**** Dataset records ****
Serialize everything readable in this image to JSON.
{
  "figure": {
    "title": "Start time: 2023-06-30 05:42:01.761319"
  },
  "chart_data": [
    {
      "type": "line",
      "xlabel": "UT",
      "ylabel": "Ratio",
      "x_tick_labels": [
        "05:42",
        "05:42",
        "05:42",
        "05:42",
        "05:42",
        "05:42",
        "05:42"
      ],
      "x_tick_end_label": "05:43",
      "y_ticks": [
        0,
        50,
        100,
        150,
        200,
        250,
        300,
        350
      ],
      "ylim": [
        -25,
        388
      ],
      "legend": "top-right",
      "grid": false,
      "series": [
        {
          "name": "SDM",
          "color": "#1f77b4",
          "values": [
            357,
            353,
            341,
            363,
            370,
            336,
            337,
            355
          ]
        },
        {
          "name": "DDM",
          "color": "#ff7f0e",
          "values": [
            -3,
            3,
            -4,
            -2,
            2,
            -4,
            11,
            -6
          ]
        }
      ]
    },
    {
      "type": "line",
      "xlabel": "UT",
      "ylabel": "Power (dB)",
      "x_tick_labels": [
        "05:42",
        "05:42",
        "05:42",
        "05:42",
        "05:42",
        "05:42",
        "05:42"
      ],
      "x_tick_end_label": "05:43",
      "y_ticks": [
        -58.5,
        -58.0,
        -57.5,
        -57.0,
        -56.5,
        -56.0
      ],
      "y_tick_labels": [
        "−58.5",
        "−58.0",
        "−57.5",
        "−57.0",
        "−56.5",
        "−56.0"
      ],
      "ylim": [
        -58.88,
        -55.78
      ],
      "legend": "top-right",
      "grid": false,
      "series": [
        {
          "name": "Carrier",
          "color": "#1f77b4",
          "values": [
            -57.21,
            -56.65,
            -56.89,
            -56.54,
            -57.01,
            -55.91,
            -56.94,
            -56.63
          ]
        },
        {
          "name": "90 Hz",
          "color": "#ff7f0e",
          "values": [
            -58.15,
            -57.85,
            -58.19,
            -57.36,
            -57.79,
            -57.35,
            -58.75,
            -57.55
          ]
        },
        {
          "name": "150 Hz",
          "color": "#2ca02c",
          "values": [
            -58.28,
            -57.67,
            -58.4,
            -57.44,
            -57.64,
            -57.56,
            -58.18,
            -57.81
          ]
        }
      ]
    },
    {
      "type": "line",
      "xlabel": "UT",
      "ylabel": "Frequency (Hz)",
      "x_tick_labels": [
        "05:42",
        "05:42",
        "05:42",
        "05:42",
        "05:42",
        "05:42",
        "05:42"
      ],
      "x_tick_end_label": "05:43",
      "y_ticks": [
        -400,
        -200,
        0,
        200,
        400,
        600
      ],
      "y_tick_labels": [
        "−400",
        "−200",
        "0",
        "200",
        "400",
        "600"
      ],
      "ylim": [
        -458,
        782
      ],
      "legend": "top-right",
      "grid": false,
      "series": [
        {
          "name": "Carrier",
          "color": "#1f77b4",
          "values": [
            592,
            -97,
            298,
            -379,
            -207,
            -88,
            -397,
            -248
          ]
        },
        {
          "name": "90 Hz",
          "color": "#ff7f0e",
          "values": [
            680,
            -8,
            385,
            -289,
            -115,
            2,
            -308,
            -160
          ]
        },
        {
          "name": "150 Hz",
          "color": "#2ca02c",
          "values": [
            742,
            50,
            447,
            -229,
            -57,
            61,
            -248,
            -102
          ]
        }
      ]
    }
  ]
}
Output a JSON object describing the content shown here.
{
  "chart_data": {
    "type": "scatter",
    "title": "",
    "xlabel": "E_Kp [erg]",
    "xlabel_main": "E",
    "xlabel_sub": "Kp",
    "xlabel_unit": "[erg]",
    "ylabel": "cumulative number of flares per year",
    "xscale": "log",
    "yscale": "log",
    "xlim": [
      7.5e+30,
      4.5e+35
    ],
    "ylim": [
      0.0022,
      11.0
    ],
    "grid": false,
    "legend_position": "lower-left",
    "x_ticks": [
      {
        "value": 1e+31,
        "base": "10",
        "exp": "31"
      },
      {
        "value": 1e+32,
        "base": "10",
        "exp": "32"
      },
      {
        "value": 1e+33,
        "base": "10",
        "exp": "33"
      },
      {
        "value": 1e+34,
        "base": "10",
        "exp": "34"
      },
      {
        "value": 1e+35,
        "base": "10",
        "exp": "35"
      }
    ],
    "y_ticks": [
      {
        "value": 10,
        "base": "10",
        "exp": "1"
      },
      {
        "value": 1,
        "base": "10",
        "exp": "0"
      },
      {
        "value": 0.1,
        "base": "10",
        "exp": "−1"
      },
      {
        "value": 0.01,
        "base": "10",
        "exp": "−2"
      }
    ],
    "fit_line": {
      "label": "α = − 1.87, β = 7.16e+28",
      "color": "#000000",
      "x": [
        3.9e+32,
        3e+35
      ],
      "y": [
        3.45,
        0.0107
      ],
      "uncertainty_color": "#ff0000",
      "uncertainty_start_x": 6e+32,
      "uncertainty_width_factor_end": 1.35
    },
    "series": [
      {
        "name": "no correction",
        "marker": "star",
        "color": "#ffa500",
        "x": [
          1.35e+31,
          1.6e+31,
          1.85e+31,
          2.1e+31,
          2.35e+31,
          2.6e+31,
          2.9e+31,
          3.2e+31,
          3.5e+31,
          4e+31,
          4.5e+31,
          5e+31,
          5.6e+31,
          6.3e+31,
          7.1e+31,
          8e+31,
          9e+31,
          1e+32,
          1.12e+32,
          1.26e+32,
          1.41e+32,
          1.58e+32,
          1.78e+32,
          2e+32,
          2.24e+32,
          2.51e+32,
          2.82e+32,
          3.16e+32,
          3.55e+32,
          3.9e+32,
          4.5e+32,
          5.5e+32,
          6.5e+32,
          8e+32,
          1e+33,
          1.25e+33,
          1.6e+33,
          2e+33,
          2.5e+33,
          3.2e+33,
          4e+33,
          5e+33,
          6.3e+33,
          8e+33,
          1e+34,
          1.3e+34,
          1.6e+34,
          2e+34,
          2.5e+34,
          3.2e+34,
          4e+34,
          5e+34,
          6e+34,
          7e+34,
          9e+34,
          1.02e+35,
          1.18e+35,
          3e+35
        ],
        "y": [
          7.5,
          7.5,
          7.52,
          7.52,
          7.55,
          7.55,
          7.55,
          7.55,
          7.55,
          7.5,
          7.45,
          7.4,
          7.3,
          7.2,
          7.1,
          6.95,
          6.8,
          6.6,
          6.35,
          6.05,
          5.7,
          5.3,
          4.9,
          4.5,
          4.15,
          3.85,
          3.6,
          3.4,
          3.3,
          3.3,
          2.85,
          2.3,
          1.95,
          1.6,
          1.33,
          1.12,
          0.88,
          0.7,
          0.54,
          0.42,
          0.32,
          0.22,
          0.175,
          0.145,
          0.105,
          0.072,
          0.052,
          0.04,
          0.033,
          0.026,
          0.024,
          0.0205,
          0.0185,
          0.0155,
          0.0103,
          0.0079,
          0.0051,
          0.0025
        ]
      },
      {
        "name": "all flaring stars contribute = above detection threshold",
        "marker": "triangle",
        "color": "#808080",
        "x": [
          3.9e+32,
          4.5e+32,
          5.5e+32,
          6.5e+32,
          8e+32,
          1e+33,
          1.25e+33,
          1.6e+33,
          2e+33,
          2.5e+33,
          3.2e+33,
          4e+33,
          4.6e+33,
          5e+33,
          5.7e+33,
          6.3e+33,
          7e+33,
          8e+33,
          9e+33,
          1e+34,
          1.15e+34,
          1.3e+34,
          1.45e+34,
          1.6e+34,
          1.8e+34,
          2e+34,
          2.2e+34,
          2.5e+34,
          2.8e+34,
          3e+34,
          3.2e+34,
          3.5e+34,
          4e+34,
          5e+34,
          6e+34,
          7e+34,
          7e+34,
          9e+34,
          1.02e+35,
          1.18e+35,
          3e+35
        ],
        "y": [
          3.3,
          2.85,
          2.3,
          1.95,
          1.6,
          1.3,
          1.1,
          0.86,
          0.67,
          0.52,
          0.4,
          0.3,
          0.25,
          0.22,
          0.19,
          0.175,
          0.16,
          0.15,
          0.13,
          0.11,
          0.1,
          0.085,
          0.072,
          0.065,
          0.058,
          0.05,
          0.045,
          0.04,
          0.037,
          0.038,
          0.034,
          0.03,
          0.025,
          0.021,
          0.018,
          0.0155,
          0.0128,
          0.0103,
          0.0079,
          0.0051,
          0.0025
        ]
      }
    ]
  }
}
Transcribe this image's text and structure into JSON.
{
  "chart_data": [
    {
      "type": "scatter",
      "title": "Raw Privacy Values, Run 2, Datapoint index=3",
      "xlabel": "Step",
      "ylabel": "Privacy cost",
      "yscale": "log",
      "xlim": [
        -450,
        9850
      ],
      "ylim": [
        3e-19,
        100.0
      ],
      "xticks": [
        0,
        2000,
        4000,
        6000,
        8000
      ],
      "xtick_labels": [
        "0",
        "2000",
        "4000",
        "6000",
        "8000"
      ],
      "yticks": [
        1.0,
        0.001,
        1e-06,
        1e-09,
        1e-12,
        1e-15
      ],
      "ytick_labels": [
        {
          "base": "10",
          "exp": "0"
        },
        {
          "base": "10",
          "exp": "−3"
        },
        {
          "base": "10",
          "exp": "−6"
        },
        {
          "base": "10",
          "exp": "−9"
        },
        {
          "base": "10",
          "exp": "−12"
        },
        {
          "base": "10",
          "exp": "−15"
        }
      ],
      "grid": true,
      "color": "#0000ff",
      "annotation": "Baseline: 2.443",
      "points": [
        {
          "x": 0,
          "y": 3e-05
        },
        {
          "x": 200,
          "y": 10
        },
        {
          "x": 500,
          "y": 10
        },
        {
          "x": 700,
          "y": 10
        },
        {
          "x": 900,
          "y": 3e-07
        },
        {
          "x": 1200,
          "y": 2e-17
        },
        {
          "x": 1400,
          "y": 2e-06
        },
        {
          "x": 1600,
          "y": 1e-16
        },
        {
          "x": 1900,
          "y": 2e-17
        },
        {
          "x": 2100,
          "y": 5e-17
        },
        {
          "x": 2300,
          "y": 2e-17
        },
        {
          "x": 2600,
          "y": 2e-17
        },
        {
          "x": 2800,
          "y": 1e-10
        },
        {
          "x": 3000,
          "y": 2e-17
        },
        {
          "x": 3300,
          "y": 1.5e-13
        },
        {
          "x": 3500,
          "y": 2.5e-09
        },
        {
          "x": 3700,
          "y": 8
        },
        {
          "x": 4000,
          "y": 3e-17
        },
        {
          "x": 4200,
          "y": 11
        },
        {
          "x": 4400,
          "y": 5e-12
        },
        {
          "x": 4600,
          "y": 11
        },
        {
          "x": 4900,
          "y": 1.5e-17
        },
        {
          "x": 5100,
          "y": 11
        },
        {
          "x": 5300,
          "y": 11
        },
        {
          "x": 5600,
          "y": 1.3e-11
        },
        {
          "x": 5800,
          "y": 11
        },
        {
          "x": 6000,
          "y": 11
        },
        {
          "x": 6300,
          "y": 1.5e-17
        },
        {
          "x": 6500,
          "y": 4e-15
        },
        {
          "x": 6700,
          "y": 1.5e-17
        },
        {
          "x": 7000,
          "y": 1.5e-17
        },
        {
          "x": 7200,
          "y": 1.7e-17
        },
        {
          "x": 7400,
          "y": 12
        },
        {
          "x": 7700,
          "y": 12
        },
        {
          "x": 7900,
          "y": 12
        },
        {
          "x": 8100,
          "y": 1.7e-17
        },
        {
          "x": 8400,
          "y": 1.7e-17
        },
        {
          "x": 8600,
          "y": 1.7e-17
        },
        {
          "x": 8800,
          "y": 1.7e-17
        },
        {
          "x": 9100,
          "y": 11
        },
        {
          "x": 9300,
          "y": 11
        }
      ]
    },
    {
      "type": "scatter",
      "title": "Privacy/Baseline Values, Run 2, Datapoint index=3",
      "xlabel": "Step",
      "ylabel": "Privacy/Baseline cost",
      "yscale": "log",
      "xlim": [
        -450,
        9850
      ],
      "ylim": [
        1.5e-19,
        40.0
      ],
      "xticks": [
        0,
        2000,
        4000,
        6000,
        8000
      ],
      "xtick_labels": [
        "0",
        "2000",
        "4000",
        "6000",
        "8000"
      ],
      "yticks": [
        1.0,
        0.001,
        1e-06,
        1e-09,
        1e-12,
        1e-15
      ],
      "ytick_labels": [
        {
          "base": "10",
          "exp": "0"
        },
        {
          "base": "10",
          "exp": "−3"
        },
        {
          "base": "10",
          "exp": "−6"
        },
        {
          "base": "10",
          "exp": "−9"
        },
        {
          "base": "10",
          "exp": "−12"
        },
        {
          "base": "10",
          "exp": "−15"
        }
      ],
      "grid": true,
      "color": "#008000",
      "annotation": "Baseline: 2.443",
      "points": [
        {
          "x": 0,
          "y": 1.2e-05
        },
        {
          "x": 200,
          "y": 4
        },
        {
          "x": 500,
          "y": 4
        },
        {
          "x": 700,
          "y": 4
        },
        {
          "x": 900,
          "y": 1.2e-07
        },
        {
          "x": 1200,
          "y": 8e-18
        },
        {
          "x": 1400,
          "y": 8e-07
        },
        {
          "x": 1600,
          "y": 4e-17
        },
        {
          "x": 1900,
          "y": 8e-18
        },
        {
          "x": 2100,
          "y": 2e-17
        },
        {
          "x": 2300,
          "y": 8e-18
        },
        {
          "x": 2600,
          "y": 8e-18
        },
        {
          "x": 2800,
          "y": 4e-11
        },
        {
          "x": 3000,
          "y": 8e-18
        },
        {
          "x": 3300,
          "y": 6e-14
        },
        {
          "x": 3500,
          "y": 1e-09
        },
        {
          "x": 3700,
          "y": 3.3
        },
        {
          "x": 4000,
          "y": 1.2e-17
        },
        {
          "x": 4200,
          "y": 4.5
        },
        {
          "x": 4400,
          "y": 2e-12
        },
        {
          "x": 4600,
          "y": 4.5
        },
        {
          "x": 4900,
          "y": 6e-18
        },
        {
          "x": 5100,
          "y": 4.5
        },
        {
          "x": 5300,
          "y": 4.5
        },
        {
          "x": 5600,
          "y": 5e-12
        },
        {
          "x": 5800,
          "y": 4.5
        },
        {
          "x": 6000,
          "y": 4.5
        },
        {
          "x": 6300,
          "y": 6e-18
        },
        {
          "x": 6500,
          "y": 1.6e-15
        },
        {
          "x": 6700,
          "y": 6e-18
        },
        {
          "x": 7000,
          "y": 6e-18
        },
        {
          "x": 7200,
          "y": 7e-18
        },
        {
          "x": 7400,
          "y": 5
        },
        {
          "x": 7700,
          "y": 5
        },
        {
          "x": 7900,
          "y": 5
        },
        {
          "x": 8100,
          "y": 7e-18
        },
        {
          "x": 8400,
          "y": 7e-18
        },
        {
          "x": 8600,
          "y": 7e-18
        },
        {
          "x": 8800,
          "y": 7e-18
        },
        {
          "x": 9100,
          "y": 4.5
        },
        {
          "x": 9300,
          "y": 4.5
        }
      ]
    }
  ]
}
****
= Requirements =
Report each line of the material above where the word "Datapoint" appears.

= Correct answer =
      "title": "Raw Privacy Values, Run 2, Datapoint index=3",
      "title": "Privacy/Baseline Values, Run 2, Datapoint index=3",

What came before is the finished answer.